■ **Records supplied**:

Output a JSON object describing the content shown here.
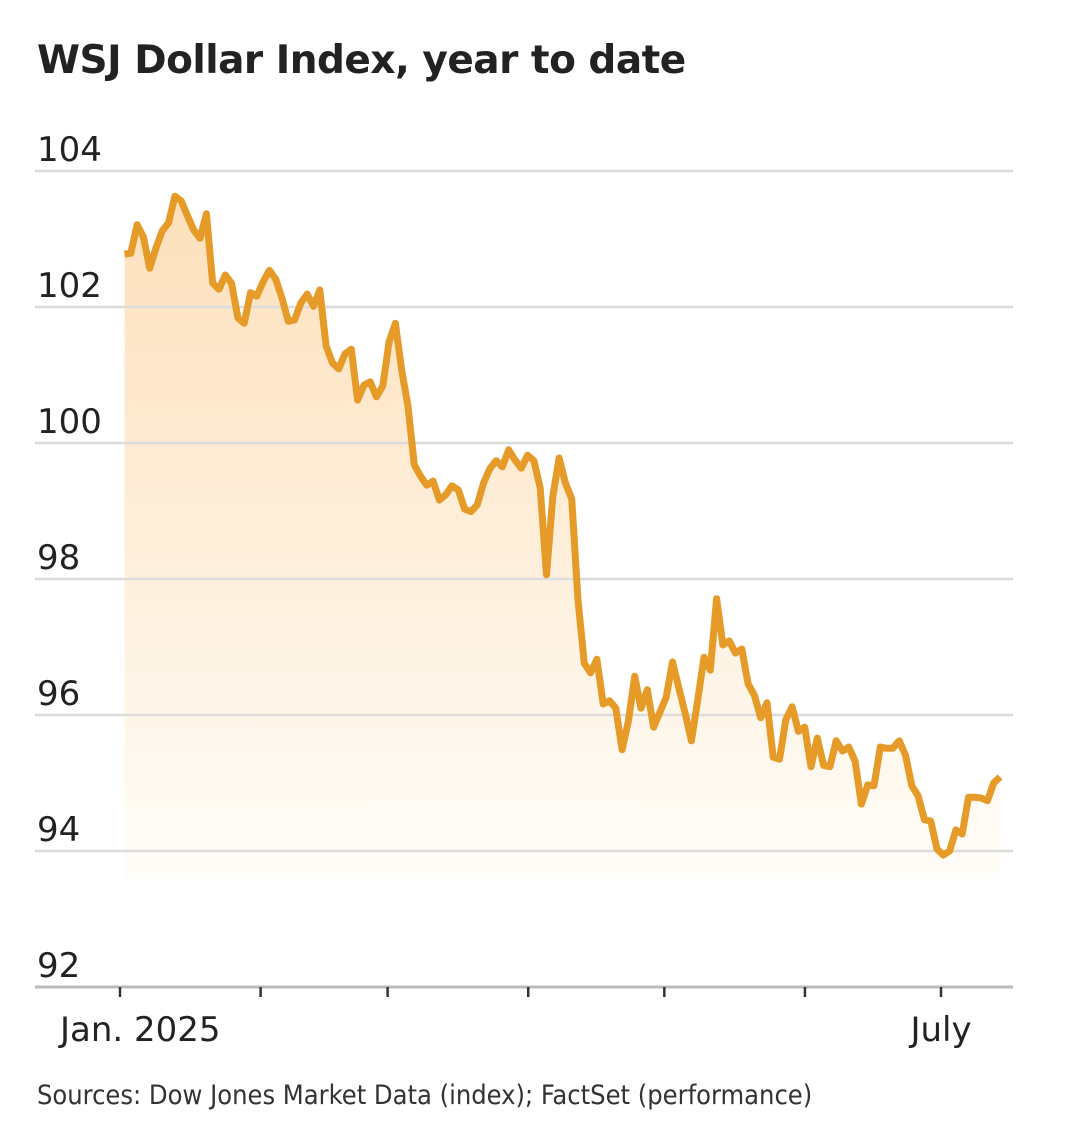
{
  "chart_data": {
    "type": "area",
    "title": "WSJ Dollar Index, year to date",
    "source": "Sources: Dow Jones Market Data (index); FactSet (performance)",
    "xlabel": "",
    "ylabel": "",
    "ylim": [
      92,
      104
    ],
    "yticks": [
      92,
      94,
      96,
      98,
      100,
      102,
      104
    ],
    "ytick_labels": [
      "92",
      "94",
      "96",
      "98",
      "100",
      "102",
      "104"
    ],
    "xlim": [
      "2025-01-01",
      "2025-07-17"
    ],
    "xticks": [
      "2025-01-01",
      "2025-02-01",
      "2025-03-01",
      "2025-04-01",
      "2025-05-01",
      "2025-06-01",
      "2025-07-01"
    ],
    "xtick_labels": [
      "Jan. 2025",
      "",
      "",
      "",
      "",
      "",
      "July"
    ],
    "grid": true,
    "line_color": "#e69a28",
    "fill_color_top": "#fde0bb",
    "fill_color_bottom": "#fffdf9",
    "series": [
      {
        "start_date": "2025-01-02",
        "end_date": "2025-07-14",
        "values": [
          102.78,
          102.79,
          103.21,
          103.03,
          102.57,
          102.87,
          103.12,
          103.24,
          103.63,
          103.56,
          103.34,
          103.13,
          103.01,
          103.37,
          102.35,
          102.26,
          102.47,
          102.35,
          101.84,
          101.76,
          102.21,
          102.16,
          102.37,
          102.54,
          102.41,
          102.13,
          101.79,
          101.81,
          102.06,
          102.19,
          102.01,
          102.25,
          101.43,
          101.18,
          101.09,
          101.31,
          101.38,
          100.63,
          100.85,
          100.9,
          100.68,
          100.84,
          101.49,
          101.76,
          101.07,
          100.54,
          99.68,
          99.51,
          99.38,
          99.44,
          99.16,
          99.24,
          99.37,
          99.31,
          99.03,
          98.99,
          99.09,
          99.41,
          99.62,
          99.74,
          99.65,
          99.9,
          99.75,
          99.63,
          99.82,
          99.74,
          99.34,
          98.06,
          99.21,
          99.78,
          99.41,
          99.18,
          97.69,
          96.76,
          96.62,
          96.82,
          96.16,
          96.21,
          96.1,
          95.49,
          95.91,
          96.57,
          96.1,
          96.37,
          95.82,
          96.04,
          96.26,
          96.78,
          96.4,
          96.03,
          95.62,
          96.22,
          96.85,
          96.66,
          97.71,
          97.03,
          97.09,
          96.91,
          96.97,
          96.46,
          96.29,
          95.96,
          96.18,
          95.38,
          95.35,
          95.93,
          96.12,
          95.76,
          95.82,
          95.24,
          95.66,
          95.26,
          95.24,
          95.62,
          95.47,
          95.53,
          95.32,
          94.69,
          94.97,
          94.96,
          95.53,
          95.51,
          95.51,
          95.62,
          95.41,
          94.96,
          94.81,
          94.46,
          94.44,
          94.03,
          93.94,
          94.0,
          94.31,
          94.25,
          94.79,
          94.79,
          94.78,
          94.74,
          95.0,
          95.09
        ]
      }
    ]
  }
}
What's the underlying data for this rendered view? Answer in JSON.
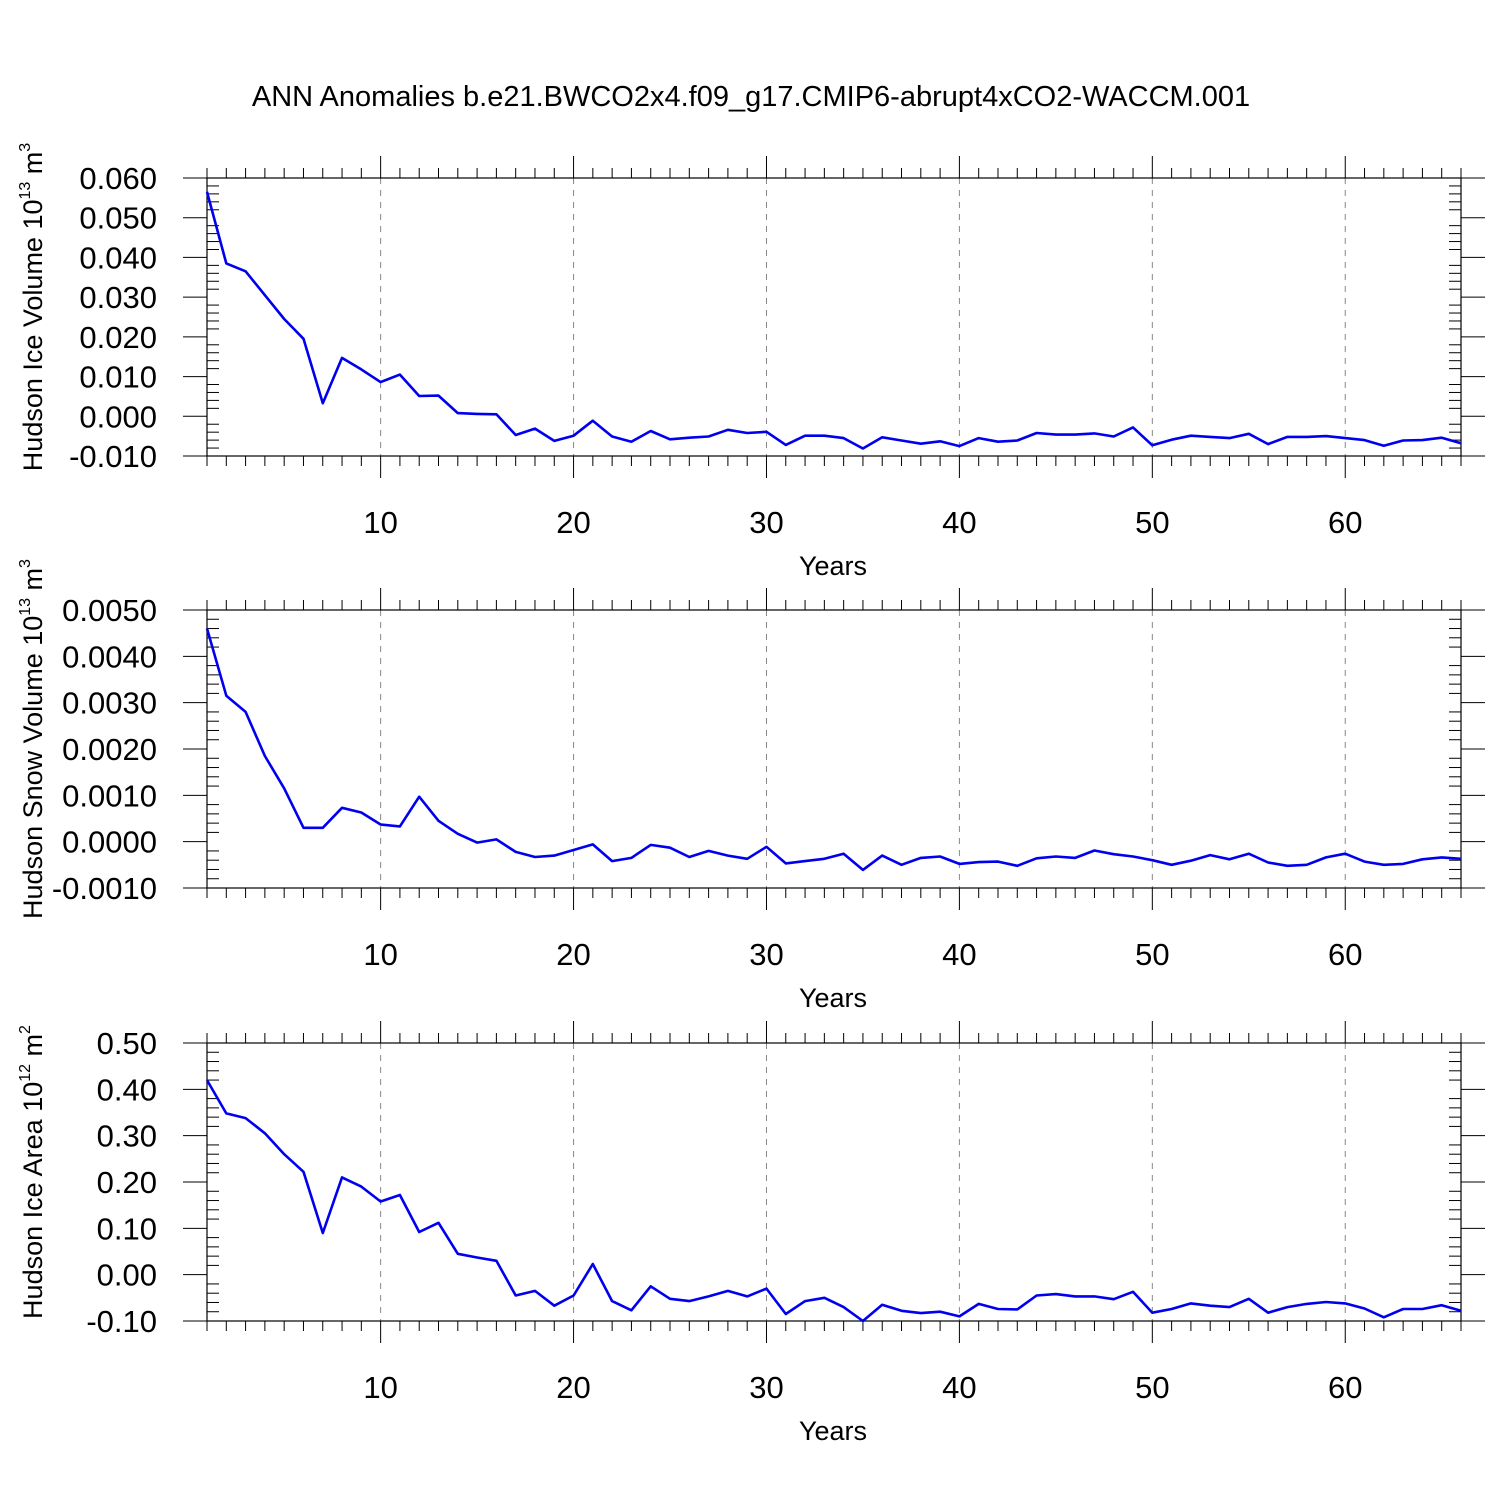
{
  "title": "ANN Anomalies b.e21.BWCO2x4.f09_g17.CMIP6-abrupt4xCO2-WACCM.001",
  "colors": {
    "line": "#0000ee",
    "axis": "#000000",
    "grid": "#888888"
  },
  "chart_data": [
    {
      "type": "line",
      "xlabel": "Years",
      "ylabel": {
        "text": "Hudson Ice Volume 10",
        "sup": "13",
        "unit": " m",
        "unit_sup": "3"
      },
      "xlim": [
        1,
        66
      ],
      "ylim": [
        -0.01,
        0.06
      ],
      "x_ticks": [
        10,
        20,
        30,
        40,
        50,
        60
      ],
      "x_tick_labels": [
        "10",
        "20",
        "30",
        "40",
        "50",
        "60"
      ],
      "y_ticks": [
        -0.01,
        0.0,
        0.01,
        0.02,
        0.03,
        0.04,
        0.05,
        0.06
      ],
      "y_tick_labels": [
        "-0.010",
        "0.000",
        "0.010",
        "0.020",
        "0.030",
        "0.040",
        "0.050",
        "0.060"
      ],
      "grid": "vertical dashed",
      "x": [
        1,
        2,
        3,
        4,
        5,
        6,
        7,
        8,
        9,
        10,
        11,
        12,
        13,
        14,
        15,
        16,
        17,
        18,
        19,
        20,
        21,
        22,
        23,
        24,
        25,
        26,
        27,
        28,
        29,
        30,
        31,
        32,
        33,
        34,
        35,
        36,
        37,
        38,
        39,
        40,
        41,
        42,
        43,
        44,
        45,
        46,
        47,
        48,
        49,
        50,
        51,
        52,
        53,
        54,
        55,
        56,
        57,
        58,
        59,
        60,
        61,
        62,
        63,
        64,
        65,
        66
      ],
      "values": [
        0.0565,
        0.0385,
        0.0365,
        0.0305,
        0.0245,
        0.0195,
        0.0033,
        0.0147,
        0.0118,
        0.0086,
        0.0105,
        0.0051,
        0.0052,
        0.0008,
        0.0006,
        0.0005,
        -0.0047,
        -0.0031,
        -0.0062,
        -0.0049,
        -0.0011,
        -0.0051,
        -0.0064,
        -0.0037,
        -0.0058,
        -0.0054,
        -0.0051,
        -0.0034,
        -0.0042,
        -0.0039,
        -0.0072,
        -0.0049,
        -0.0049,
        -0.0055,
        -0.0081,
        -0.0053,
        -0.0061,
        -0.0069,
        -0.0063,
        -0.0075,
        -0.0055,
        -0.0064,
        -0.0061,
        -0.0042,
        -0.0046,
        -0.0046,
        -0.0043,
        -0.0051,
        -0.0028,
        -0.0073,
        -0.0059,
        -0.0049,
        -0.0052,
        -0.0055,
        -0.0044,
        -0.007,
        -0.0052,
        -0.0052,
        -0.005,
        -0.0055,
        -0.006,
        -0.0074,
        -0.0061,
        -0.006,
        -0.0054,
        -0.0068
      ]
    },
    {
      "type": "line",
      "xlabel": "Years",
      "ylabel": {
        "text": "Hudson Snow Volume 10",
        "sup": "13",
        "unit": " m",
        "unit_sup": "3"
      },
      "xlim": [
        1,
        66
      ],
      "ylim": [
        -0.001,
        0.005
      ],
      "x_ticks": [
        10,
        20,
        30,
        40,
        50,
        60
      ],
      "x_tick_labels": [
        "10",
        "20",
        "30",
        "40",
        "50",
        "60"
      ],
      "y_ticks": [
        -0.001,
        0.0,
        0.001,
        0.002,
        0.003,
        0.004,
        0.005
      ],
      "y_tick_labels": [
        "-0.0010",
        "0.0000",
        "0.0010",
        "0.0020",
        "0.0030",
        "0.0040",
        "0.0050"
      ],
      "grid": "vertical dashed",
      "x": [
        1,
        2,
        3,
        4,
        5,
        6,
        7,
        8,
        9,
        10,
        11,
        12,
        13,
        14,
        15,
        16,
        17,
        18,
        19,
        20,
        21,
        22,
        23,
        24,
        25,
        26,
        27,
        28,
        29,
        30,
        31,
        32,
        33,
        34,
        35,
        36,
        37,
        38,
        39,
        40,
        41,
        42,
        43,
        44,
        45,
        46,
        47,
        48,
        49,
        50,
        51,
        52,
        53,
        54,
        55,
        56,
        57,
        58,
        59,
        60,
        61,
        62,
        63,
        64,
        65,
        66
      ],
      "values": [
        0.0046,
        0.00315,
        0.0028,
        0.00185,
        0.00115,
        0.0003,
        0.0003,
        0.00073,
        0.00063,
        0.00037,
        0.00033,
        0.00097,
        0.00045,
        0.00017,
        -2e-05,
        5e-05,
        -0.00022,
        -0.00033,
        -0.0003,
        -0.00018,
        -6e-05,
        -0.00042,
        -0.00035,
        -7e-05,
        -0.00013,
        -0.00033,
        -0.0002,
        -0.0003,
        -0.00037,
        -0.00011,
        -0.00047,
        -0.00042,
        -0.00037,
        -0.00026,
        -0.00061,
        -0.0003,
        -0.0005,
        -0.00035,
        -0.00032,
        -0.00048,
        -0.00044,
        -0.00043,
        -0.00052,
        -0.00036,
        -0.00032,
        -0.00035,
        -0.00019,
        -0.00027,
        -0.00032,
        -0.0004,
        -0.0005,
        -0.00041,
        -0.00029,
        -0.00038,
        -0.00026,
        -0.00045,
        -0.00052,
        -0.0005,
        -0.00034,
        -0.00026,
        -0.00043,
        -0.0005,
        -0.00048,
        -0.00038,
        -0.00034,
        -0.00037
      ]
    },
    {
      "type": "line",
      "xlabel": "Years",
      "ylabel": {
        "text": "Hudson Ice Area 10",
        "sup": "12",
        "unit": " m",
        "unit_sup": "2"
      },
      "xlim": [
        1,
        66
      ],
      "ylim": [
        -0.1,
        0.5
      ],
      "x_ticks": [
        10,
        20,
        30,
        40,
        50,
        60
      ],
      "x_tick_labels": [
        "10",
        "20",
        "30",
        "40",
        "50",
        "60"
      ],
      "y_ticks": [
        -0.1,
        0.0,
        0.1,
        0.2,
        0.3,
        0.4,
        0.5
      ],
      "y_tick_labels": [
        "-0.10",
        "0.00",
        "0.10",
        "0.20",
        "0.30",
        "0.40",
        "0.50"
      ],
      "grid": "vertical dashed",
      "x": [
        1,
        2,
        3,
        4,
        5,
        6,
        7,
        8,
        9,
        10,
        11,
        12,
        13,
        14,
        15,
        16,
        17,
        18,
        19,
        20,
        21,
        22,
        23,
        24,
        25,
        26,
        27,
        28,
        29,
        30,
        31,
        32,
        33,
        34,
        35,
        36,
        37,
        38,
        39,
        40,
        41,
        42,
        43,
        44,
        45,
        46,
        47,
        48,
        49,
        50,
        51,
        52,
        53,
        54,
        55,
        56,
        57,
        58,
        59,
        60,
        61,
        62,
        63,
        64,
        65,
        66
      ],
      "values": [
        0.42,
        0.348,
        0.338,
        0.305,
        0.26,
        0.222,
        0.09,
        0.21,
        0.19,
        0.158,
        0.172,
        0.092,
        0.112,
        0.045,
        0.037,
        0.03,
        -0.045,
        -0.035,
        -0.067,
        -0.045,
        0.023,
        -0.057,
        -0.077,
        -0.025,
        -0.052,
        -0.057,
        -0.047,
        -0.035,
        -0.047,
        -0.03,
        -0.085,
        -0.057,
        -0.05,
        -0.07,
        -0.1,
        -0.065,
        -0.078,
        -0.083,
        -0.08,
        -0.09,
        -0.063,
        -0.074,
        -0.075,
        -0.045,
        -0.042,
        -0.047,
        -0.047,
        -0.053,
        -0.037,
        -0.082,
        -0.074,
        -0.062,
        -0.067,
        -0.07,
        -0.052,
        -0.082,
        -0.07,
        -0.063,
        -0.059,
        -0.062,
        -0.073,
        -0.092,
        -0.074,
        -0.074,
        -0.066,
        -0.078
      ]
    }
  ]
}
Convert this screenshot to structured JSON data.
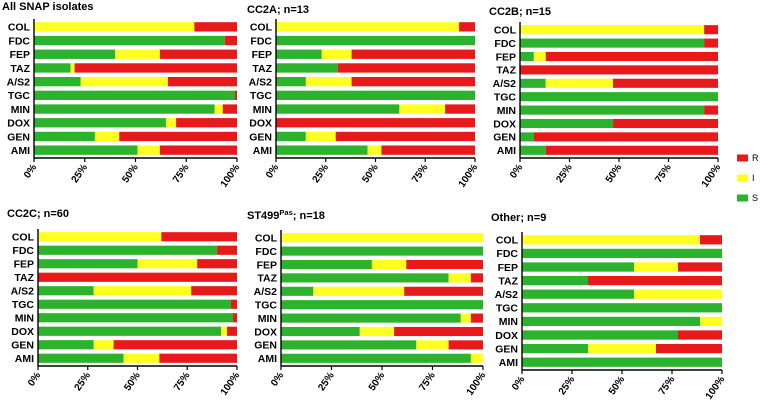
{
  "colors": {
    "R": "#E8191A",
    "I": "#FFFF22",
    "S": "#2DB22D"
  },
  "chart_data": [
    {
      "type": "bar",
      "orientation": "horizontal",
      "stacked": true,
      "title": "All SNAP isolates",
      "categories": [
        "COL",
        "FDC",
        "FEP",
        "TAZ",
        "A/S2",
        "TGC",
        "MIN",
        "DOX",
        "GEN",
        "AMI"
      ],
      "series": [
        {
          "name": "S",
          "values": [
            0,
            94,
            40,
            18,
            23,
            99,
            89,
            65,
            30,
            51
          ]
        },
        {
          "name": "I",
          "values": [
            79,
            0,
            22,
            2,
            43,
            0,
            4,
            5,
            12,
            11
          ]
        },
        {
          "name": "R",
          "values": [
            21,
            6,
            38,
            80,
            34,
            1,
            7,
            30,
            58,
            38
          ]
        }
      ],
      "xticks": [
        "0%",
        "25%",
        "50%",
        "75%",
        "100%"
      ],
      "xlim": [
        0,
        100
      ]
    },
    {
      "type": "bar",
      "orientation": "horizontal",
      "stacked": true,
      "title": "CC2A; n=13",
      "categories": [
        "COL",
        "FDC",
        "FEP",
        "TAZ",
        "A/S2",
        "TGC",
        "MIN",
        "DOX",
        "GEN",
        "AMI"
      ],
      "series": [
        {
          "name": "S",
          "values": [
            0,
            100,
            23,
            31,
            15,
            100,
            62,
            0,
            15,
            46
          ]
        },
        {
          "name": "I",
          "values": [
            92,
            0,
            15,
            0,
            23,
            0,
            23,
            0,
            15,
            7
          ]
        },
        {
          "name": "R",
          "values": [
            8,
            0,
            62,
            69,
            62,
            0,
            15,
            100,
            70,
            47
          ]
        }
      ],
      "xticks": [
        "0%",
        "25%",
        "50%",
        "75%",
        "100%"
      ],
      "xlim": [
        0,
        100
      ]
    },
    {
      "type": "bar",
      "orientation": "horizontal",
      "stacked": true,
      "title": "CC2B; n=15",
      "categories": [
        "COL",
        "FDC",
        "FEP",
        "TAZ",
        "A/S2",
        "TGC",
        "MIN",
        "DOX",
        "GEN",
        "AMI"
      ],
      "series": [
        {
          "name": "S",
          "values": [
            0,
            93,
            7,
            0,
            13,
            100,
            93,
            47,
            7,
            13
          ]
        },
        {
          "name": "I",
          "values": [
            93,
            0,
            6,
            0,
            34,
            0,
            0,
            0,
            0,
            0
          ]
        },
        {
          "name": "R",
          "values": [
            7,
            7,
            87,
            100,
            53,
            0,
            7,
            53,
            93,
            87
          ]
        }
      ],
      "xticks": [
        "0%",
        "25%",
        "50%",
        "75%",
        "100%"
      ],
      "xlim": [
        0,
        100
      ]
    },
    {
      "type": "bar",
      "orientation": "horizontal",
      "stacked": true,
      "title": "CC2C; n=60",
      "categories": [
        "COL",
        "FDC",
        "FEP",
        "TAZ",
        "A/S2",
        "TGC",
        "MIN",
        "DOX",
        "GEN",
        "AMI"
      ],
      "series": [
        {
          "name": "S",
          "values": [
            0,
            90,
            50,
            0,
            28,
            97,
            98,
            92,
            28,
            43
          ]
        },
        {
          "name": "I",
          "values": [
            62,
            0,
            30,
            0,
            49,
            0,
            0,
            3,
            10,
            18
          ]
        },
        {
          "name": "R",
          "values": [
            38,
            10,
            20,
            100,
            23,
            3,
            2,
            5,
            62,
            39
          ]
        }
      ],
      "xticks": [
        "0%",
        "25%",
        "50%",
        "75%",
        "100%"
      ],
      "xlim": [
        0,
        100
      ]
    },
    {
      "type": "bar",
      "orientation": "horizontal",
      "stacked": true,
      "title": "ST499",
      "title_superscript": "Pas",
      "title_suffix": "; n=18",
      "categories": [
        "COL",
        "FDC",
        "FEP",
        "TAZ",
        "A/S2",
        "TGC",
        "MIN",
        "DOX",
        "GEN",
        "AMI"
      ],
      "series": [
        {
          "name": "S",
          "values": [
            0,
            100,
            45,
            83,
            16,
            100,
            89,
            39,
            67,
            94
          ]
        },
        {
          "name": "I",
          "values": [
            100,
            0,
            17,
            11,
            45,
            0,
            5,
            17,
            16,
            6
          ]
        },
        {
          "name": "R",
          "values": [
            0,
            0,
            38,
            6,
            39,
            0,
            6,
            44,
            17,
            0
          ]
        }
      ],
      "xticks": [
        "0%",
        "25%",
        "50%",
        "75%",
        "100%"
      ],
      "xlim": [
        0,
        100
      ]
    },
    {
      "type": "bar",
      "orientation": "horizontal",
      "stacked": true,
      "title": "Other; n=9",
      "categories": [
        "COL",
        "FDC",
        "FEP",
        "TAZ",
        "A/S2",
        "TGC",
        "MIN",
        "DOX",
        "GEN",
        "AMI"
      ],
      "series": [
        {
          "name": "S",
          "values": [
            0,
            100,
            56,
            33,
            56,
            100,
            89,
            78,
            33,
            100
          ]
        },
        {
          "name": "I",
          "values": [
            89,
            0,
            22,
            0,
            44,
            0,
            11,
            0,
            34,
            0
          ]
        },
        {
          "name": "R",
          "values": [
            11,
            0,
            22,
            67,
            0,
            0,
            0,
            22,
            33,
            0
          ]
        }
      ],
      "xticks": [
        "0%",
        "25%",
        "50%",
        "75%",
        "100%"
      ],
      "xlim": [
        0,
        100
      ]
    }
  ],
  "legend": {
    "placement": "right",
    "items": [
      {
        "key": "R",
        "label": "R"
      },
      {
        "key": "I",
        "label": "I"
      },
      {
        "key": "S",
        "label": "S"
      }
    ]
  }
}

■ **Exercise objective**:
Only a number is expected here: the count of lines in the listing that hold the string "text".

■ **Finished task**:
3